DO THIS: Output all of the data below exactly as given.

+++ RECORDS SUPPLIED

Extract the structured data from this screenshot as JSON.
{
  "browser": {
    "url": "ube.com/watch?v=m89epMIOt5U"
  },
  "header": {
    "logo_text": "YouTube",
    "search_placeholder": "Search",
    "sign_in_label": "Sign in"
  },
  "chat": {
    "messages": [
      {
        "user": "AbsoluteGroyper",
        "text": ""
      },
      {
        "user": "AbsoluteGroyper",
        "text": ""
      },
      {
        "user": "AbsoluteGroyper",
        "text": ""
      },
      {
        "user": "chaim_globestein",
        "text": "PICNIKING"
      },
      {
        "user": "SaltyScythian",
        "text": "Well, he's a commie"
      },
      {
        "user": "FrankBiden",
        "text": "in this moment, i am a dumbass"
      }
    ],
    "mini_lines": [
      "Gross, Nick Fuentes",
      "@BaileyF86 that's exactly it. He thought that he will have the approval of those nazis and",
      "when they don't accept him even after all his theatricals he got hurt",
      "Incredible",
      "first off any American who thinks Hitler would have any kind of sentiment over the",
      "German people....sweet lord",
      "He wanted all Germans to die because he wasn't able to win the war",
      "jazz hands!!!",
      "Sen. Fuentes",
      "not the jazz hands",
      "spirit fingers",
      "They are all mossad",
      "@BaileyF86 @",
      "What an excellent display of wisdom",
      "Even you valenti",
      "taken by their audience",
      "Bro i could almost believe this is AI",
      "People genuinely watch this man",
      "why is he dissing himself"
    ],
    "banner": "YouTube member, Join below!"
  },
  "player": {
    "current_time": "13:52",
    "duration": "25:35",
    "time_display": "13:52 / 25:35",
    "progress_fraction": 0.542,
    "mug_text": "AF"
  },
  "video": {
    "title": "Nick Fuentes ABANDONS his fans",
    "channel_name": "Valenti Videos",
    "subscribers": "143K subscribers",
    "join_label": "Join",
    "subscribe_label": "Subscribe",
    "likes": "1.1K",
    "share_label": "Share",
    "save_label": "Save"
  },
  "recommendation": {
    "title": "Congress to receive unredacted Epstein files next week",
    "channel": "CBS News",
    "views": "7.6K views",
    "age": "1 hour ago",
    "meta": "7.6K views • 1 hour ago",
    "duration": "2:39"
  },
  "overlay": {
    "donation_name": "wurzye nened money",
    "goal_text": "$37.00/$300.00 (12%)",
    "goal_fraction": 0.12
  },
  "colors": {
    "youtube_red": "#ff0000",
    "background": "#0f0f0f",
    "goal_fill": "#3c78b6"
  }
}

++++++

RESPONSE TO THIS EXERCISE:
Extract the structured data from this screenshot as JSON.
{
  "browser": {
    "url": "ube.com/watch?v=m89epMIOt5U"
  },
  "header": {
    "logo_text": "YouTube",
    "search_placeholder": "Search",
    "sign_in_label": "Sign in"
  },
  "chat": {
    "messages": [
      {
        "user": "AbsoluteGroyper",
        "text": ""
      },
      {
        "user": "AbsoluteGroyper",
        "text": ""
      },
      {
        "user": "AbsoluteGroyper",
        "text": ""
      },
      {
        "user": "chaim_globestein",
        "text": "PICNIKING"
      },
      {
        "user": "SaltyScythian",
        "text": "Well, he's a commie"
      },
      {
        "user": "FrankBiden",
        "text": "in this moment, i am a dumbass"
      }
    ],
    "mini_lines": [
      "Gross, Nick Fuentes",
      "@BaileyF86 that's exactly it. He thought that he will have the approval of those nazis and",
      "when they don't accept him even after all his theatricals he got hurt",
      "Incredible",
      "first off any American who thinks Hitler would have any kind of sentiment over the",
      "German people....sweet lord",
      "He wanted all Germans to die because he wasn't able to win the war",
      "jazz hands!!!",
      "Sen. Fuentes",
      "not the jazz hands",
      "spirit fingers",
      "They are all mossad",
      "@BaileyF86 @",
      "What an excellent display of wisdom",
      "Even you valenti",
      "taken by their audience",
      "Bro i could almost believe this is AI",
      "People genuinely watch this man",
      "why is he dissing himself"
    ],
    "banner": "YouTube member, Join below!"
  },
  "player": {
    "current_time": "13:52",
    "duration": "25:35",
    "time_display": "13:52 / 25:35",
    "progress_fraction": 0.542,
    "mug_text": "AF"
  },
  "video": {
    "title": "Nick Fuentes ABANDONS his fans",
    "channel_name": "Valenti Videos",
    "subscribers": "143K subscribers",
    "join_label": "Join",
    "subscribe_label": "Subscribe",
    "likes": "1.1K",
    "share_label": "Share",
    "save_label": "Save"
  },
  "recommendation": {
    "title": "Congress to receive unredacted Epstein files next week",
    "channel": "CBS News",
    "views": "7.6K views",
    "age": "1 hour ago",
    "meta": "7.6K views • 1 hour ago",
    "duration": "2:39"
  },
  "overlay": {
    "donation_name": "wurzye nened money",
    "goal_text": "$37.00/$300.00 (12%)",
    "goal_fraction": 0.12
  },
  "colors": {
    "youtube_red": "#ff0000",
    "background": "#0f0f0f",
    "goal_fill": "#3c78b6"
  }
}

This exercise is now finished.